#### [Required work]
With the images removed, repeat the data below exactly.

Part of a data file:
:::::
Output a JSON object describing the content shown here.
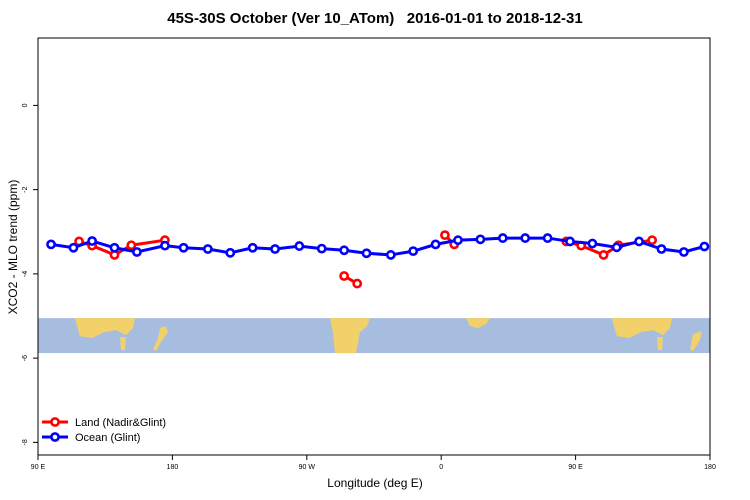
{
  "title": "45S-30S October (Ver 10_ATom)   2016-01-01 to 2018-12-31",
  "chart_data": {
    "type": "line",
    "xlabel": "Longitude (deg E)",
    "ylabel": "XCO2 - MLO trend (ppm)",
    "xlim": [
      90,
      450
    ],
    "ylim": [
      -8.3,
      1.6
    ],
    "x_ticks": [
      90,
      162,
      234,
      306,
      378,
      450
    ],
    "x_tick_labels": [
      "90 E",
      "180",
      "90 W",
      "0",
      "90 E",
      "180"
    ],
    "y_ticks": [
      0,
      -2,
      -4,
      -6,
      -8
    ],
    "y_tick_labels": [
      "0",
      "-2",
      "-4",
      "-6",
      "-8"
    ],
    "legend_position": "bottom-left",
    "grid": false,
    "map_band_y": [
      -5.05,
      -5.88
    ],
    "series": [
      {
        "name": "Land (Nadir&Glint)",
        "color": "#ff0000",
        "segments": [
          [
            [
              112,
              -3.23
            ],
            [
              119,
              -3.33
            ],
            [
              131,
              -3.55
            ],
            [
              140,
              -3.32
            ],
            [
              158,
              -3.2
            ]
          ],
          [
            [
              254,
              -4.05
            ],
            [
              261,
              -4.23
            ]
          ],
          [
            [
              308,
              -3.08
            ],
            [
              313,
              -3.3
            ]
          ],
          [
            [
              373,
              -3.23
            ],
            [
              381,
              -3.33
            ],
            [
              393,
              -3.55
            ],
            [
              401,
              -3.32
            ],
            [
              419,
              -3.2
            ]
          ]
        ]
      },
      {
        "name": "Ocean (Glint)",
        "color": "#0000ff",
        "segments": [
          [
            [
              97,
              -3.3
            ],
            [
              109,
              -3.38
            ],
            [
              119,
              -3.22
            ],
            [
              131,
              -3.38
            ],
            [
              143,
              -3.48
            ],
            [
              158,
              -3.33
            ],
            [
              168,
              -3.38
            ],
            [
              181,
              -3.41
            ],
            [
              193,
              -3.5
            ],
            [
              205,
              -3.38
            ],
            [
              217,
              -3.41
            ],
            [
              230,
              -3.34
            ],
            [
              242,
              -3.4
            ],
            [
              254,
              -3.44
            ],
            [
              266,
              -3.51
            ],
            [
              279,
              -3.55
            ],
            [
              291,
              -3.46
            ],
            [
              303,
              -3.3
            ],
            [
              315,
              -3.2
            ],
            [
              327,
              -3.18
            ],
            [
              339,
              -3.15
            ],
            [
              351,
              -3.15
            ],
            [
              363,
              -3.15
            ],
            [
              375,
              -3.23
            ],
            [
              387,
              -3.28
            ],
            [
              400,
              -3.37
            ],
            [
              412,
              -3.23
            ],
            [
              424,
              -3.41
            ],
            [
              436,
              -3.48
            ],
            [
              447,
              -3.35
            ]
          ]
        ]
      }
    ]
  }
}
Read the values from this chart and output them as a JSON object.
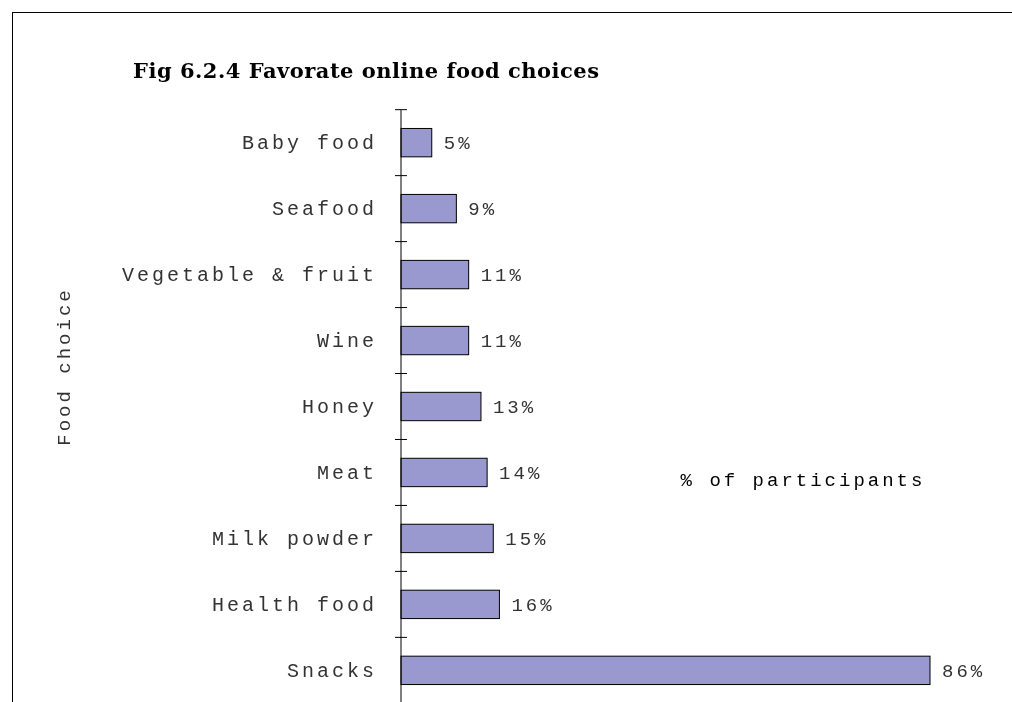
:::::
#### [Reply to the task]
Output a JSON object describing the content shown here.
{
  "title": "45S-30S October (Ver 10_ATom)   2016-01-01 to 2018-12-31",
  "chart_data": {
    "type": "line",
    "xlabel": "Longitude (deg E)",
    "ylabel": "XCO2 - MLO trend (ppm)",
    "xlim": [
      90,
      450
    ],
    "ylim": [
      -8.3,
      1.6
    ],
    "x_ticks": [
      90,
      162,
      234,
      306,
      378,
      450
    ],
    "x_tick_labels": [
      "90 E",
      "180",
      "90 W",
      "0",
      "90 E",
      "180"
    ],
    "y_ticks": [
      0,
      -2,
      -4,
      -6,
      -8
    ],
    "y_tick_labels": [
      "0",
      "-2",
      "-4",
      "-6",
      "-8"
    ],
    "legend_position": "bottom-left",
    "grid": false,
    "map_band_y": [
      -5.05,
      -5.88
    ],
    "series": [
      {
        "name": "Land (Nadir&Glint)",
        "color": "#ff0000",
        "segments": [
          [
            [
              112,
              -3.23
            ],
            [
              119,
              -3.33
            ],
            [
              131,
              -3.55
            ],
            [
              140,
              -3.32
            ],
            [
              158,
              -3.2
            ]
          ],
          [
            [
              254,
              -4.05
            ],
            [
              261,
              -4.23
            ]
          ],
          [
            [
              308,
              -3.08
            ],
            [
              313,
              -3.3
            ]
          ],
          [
            [
              373,
              -3.23
            ],
            [
              381,
              -3.33
            ],
            [
              393,
              -3.55
            ],
            [
              401,
              -3.32
            ],
            [
              419,
              -3.2
            ]
          ]
        ]
      },
      {
        "name": "Ocean (Glint)",
        "color": "#0000ff",
        "segments": [
          [
            [
              97,
              -3.3
            ],
            [
              109,
              -3.38
            ],
            [
              119,
              -3.22
            ],
            [
              131,
              -3.38
            ],
            [
              143,
              -3.48
            ],
            [
              158,
              -3.33
            ],
            [
              168,
              -3.38
            ],
            [
              181,
              -3.41
            ],
            [
              193,
              -3.5
            ],
            [
              205,
              -3.38
            ],
            [
              217,
              -3.41
            ],
            [
              230,
              -3.34
            ],
            [
              242,
              -3.4
            ],
            [
              254,
              -3.44
            ],
            [
              266,
              -3.51
            ],
            [
              279,
              -3.55
            ],
            [
              291,
              -3.46
            ],
            [
              303,
              -3.3
            ],
            [
              315,
              -3.2
            ],
            [
              327,
              -3.18
            ],
            [
              339,
              -3.15
            ],
            [
              351,
              -3.15
            ],
            [
              363,
              -3.15
            ],
            [
              375,
              -3.23
            ],
            [
              387,
              -3.28
            ],
            [
              400,
              -3.37
            ],
            [
              412,
              -3.23
            ],
            [
              424,
              -3.41
            ],
            [
              436,
              -3.48
            ],
            [
              447,
              -3.35
            ]
          ]
        ]
      }
    ]
  }
}
Read the values from this chart and output them as a JSON object.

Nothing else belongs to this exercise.